▸ Challenge
Print every record below exactly as written.

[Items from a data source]

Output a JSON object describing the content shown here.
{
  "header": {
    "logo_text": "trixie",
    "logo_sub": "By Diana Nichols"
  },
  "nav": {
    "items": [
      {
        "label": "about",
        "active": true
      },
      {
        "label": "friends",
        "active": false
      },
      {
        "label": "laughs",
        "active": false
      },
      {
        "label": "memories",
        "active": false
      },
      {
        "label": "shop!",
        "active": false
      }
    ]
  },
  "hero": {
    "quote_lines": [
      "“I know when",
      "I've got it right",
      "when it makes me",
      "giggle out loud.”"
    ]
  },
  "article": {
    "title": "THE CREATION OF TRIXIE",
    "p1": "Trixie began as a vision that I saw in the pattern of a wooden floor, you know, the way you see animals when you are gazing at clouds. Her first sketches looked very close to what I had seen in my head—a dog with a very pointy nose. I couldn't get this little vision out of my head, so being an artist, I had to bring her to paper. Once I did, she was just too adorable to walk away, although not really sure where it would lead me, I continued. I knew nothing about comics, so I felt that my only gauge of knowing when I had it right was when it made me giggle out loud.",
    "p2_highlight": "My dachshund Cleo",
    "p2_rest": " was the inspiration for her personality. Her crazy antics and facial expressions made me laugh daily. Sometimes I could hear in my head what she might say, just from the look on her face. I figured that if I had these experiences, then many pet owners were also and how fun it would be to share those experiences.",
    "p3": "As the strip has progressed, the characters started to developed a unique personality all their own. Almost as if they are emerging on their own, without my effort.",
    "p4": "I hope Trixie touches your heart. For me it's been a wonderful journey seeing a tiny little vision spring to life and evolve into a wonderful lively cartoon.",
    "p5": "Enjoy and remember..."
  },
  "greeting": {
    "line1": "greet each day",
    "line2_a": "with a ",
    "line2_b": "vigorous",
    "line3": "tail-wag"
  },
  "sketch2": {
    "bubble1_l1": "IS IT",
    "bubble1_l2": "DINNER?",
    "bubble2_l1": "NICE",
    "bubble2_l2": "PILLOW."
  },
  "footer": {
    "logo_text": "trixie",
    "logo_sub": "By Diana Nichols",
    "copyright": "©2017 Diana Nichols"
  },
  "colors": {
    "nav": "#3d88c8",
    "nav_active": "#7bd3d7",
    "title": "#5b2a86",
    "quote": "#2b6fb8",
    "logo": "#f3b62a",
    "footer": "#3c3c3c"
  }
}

▸ Response to this task
Output a JSON object describing the content shown here.
{
  "header": {
    "logo_text": "trixie",
    "logo_sub": "By Diana Nichols"
  },
  "nav": {
    "items": [
      {
        "label": "about",
        "active": true
      },
      {
        "label": "friends",
        "active": false
      },
      {
        "label": "laughs",
        "active": false
      },
      {
        "label": "memories",
        "active": false
      },
      {
        "label": "shop!",
        "active": false
      }
    ]
  },
  "hero": {
    "quote_lines": [
      "“I know when",
      "I've got it right",
      "when it makes me",
      "giggle out loud.”"
    ]
  },
  "article": {
    "title": "THE CREATION OF TRIXIE",
    "p1": "Trixie began as a vision that I saw in the pattern of a wooden floor, you know, the way you see animals when you are gazing at clouds. Her first sketches looked very close to what I had seen in my head—a dog with a very pointy nose. I couldn't get this little vision out of my head, so being an artist, I had to bring her to paper. Once I did, she was just too adorable to walk away, although not really sure where it would lead me, I continued. I knew nothing about comics, so I felt that my only gauge of knowing when I had it right was when it made me giggle out loud.",
    "p2_highlight": "My dachshund Cleo",
    "p2_rest": " was the inspiration for her personality. Her crazy antics and facial expressions made me laugh daily. Sometimes I could hear in my head what she might say, just from the look on her face. I figured that if I had these experiences, then many pet owners were also and how fun it would be to share those experiences.",
    "p3": "As the strip has progressed, the characters started to developed a unique personality all their own. Almost as if they are emerging on their own, without my effort.",
    "p4": "I hope Trixie touches your heart. For me it's been a wonderful journey seeing a tiny little vision spring to life and evolve into a wonderful lively cartoon.",
    "p5": "Enjoy and remember..."
  },
  "greeting": {
    "line1": "greet each day",
    "line2_a": "with a ",
    "line2_b": "vigorous",
    "line3": "tail-wag"
  },
  "sketch2": {
    "bubble1_l1": "IS IT",
    "bubble1_l2": "DINNER?",
    "bubble2_l1": "NICE",
    "bubble2_l2": "PILLOW."
  },
  "footer": {
    "logo_text": "trixie",
    "logo_sub": "By Diana Nichols",
    "copyright": "©2017 Diana Nichols"
  },
  "colors": {
    "nav": "#3d88c8",
    "nav_active": "#7bd3d7",
    "title": "#5b2a86",
    "quote": "#2b6fb8",
    "logo": "#f3b62a",
    "footer": "#3c3c3c"
  }
}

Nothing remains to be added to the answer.